● WHAT THIS TASK INVOLVES
Copy out each line containing "Distributions" from the entries below.

● DATA PROVIDED

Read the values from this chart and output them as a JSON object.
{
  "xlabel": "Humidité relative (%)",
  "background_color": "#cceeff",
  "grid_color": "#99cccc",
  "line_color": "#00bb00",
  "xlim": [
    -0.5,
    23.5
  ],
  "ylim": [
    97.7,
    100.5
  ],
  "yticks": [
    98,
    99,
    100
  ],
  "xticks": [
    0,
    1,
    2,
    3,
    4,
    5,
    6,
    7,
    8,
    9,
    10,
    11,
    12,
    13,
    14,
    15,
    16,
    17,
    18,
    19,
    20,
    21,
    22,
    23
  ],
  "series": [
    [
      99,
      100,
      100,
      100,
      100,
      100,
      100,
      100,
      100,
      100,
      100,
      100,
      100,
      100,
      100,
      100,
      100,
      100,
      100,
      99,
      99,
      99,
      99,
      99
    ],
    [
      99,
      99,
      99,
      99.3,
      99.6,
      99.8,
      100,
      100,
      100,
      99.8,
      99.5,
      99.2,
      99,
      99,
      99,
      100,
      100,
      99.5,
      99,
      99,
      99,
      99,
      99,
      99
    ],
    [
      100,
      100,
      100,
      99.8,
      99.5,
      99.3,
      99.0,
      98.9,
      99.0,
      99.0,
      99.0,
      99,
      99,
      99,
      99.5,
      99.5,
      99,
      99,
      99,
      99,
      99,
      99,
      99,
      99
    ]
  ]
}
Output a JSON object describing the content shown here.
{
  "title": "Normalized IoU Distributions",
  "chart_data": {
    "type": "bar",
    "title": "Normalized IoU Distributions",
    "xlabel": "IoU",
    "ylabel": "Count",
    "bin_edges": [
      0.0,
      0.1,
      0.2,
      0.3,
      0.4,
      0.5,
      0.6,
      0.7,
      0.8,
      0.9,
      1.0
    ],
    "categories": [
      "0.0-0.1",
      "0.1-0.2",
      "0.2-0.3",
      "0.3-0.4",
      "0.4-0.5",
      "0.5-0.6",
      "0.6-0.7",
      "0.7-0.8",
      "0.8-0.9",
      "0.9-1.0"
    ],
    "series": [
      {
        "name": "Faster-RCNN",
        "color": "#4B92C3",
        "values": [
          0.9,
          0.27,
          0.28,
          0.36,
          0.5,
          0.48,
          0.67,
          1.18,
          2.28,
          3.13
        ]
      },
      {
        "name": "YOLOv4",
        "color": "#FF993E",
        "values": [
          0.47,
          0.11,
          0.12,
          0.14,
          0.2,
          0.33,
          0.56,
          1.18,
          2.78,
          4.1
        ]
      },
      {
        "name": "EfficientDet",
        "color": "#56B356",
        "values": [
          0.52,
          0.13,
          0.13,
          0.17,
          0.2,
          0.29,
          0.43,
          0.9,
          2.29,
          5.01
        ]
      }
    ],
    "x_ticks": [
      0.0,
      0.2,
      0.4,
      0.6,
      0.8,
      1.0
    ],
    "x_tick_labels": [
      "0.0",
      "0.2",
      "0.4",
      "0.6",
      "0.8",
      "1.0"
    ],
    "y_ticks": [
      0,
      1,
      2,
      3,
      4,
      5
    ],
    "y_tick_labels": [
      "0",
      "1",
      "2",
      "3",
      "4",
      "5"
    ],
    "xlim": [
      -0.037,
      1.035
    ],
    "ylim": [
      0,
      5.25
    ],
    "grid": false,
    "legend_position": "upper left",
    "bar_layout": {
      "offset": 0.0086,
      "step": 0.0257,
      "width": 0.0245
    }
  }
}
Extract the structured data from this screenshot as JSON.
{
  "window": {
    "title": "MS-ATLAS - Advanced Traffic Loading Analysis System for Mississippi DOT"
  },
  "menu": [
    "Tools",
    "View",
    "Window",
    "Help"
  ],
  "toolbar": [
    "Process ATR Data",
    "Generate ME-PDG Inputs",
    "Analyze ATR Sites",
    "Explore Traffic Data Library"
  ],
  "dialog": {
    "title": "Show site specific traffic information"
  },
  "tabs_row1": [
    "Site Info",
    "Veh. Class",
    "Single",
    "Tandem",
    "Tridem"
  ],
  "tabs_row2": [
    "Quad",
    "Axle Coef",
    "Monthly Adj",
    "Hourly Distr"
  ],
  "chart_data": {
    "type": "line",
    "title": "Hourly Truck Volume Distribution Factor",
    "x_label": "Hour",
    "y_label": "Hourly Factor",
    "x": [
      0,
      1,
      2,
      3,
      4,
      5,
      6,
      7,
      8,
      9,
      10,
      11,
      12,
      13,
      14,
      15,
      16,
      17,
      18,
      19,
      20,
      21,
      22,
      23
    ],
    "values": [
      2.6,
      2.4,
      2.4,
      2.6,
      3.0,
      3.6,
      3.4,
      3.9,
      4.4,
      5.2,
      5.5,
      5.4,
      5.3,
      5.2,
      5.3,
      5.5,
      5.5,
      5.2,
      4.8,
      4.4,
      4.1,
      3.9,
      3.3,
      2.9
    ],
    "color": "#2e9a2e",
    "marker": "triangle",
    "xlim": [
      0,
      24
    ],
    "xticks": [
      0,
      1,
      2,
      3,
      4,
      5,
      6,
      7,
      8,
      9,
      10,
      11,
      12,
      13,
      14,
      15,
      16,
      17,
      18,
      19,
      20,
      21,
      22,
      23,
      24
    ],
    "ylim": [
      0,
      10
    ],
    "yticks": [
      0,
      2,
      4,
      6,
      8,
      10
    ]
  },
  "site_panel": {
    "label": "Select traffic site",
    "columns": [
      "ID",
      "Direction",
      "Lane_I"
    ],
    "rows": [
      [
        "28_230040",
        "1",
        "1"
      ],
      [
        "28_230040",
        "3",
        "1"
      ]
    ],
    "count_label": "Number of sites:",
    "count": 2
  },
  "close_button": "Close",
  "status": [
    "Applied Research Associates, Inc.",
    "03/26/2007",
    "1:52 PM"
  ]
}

● OUTPUT OF THE TASK
  "title": "Normalized IoU Distributions",
    "title": "Normalized IoU Distributions",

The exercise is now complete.